> Instruction
Below is a block of records. Copy every line in it that contains the word "本书中所列各单味药之".

(Extracted data entries)
• • • •
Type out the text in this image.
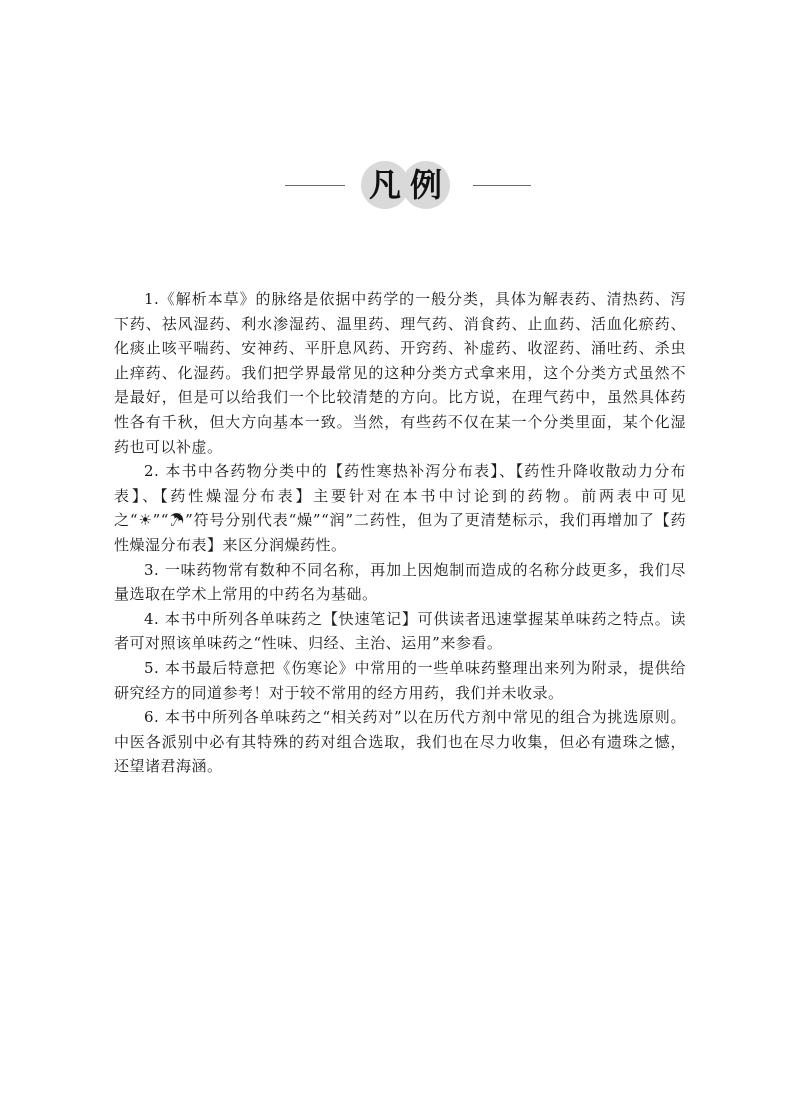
凡 例

1.《解析本草》的脉络是依据中药学的一般分类，具体为解表药、清热药、泻下药、祛风湿药、利水渗湿药、温里药、理气药、消食药、止血药、活血化瘀药、化痰止咳平喘药、安神药、平肝息风药、开窍药、补虚药、收涩药、涌吐药、杀虫止痒药、化湿药。我们把学界最常见的这种分类方式拿来用，这个分类方式虽然不是最好，但是可以给我们一个比较清楚的方向。比方说，在理气药中，虽然具体药性各有千秋，但大方向基本一致。当然，有些药不仅在某一个分类里面，某个化湿药也可以补虚。

2. 本书中各药物分类中的【药性寒热补泻分布表】、【药性升降收散动力分布表】、【药性燥湿分布表】主要针对在本书中讨论到的药物。前两表中可见之“☀”“☂”符号分别代表“燥”“润”二药性，但为了更清楚标示，我们再增加了【药性燥湿分布表】来区分润燥药性。

3. 一味药物常有数种不同名称，再加上因炮制而造成的名称分歧更多，我们尽量选取在学术上常用的中药名为基础。

4. 本书中所列各单味药之【快速笔记】可供读者迅速掌握某单味药之特点。读者可对照该单味药之“性味、归经、主治、运用”来参看。

5. 本书最后特意把《伤寒论》中常用的一些单味药整理出来列为附录，提供给研究经方的同道参考！对于较不常用的经方用药，我们并未收录。

6. 本书中所列各单味药之“相关药对”以在历代方剂中常见的组合为挑选原则。中医各派别中必有其特殊的药对组合选取，我们也在尽力收集，但必有遗珠之憾，还望诸君海涵。
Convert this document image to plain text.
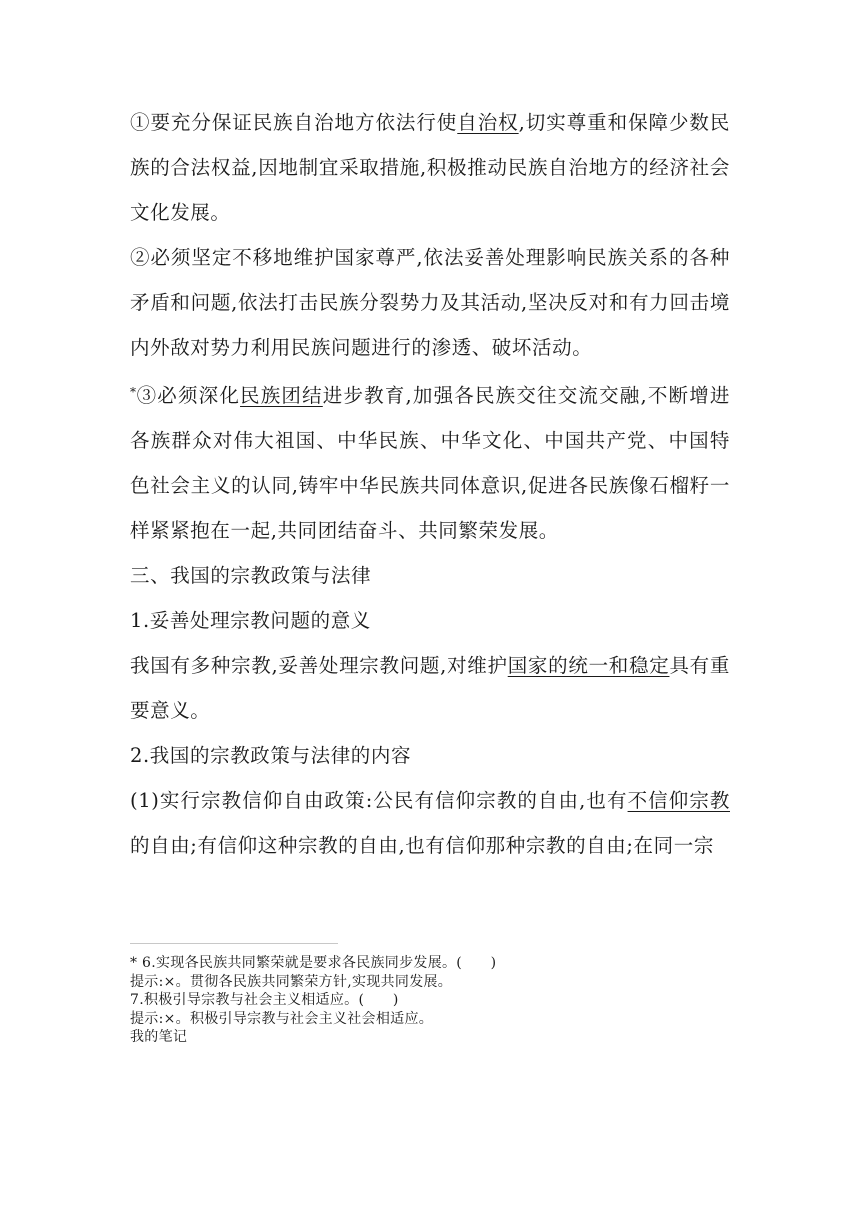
①要充分保证民族自治地方依法行使自治权,切实尊重和保障少数民族的合法权益,因地制宜采取措施,积极推动民族自治地方的经济社会文化发展。

②必须坚定不移地维护国家尊严,依法妥善处理影响民族关系的各种矛盾和问题,依法打击民族分裂势力及其活动,坚决反对和有力回击境内外敌对势力利用民族问题进行的渗透、破坏活动。

*③必须深化民族团结进步教育,加强各民族交往交流交融,不断增进各族群众对伟大祖国、中华民族、中华文化、中国共产党、中国特色社会主义的认同,铸牢中华民族共同体意识,促进各民族像石榴籽一样紧紧抱在一起,共同团结奋斗、共同繁荣发展。

三、我国的宗教政策与法律

1.妥善处理宗教问题的意义

我国有多种宗教,妥善处理宗教问题,对维护国家的统一和稳定具有重要意义。

2.我国的宗教政策与法律的内容

(1)实行宗教信仰自由政策:公民有信仰宗教的自由,也有不信仰宗教的自由;有信仰这种宗教的自由,也有信仰那种宗教的自由;在同一宗

* 6.实现各民族共同繁荣就是要求各民族同步发展。(　　)

提示:×。贯彻各民族共同繁荣方针,实现共同发展。

7.积极引导宗教与社会主义相适应。(　　)

提示:×。积极引导宗教与社会主义社会相适应。

我的笔记
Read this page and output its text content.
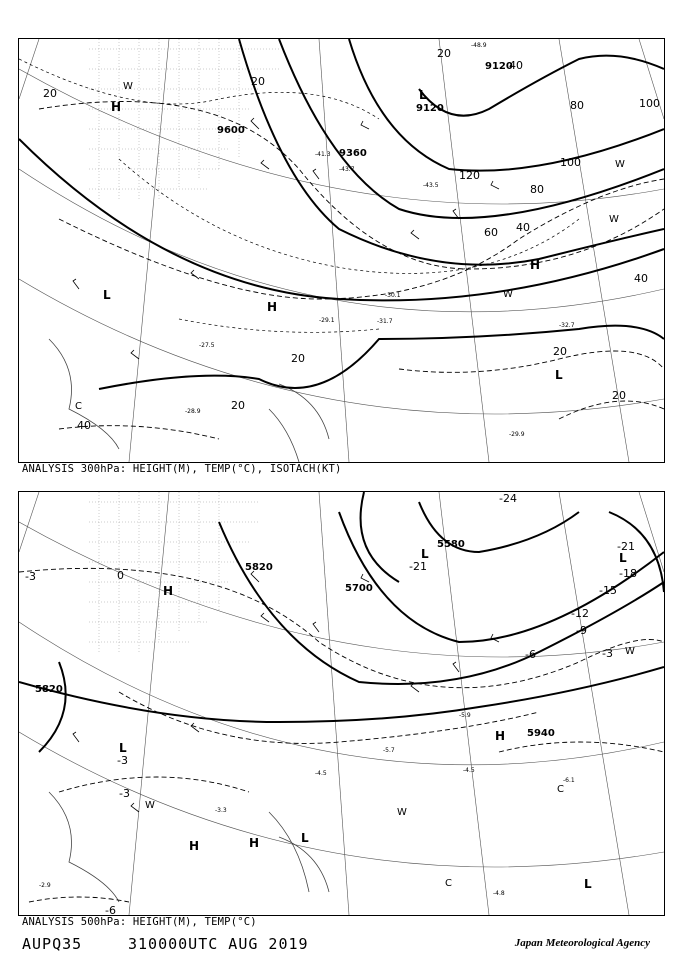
9120
9120
9600
9360
20
20
20
20
20
20
20
40
40
40
40
60
80
80
100
100
120
H
H
H
L
L
L
W
W
W
W
C
-29.9
-32.7
-31.7
-30.1
-43.5
-43.7
-48.9
-41.3
-27.5
-28.9
-29.1
ANALYSIS 300hPa: HEIGHT(M), TEMP(°C), ISOTACH(KT)
5820
5700
5580
5820
5940
-24
-21
-21
-18
-15
-12
-9
-6
-6
-3
-3
-3
-3	0
H
H	H
H
L	L
L
L
L
W
W
W
C
C
-4.5
-4.8
-5.7
-4.5
-5.9
-6.1
-3.3
-2.9
ANALYSIS 500hPa: HEIGHT(M), TEMP(°C)
AUPQ35	310000UTC AUG 2019	Japan Meteorological Agency
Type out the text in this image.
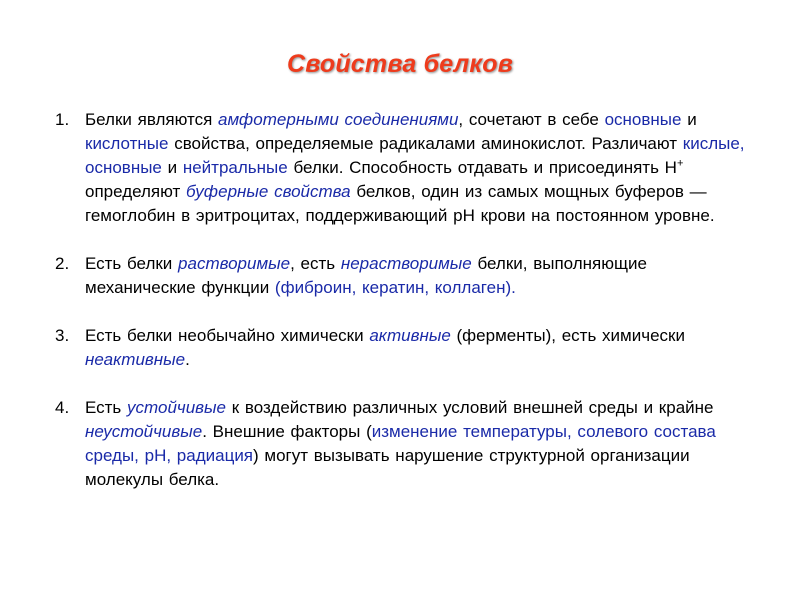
Свойства белков
1. Белки являются амфотерными соединениями, сочетают в себе основные и кислотные свойства, определяемые радикалами аминокислот. Различают кислые, основные и нейтральные белки. Способность отдавать и присоединять Н+ определяют буферные свойства белков, один из самых мощных буферов — гемоглобин в эритроцитах, поддерживающий рН крови на постоянном уровне.
2. Есть белки растворимые, есть нерастворимые белки, выполняющие механические функции (фиброин, кератин, коллаген).
3. Есть белки необычайно химически активные (ферменты), есть химически неактивные.
4. Есть устойчивые к воздействию различных условий внешней среды и крайне неустойчивые. Внешние факторы (изменение температуры, солевого состава среды, рН, радиация) могут вызывать нарушение структурной организации молекулы белка.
• • • •
> Problem solution
4. 本书中所列各单味药之【快速笔记】可供读者迅速掌握某单味药之特点。读者可对照该单味药之“性味、归经、主治、运用”来参看。
6. 本书中所列各单味药之“相关药对”以在历代方剂中常见的组合为挑选原则。中医各派别中必有其特殊的药对组合选取，我们也在尽力收集，但必有遗珠之憾，还望诸君海涵。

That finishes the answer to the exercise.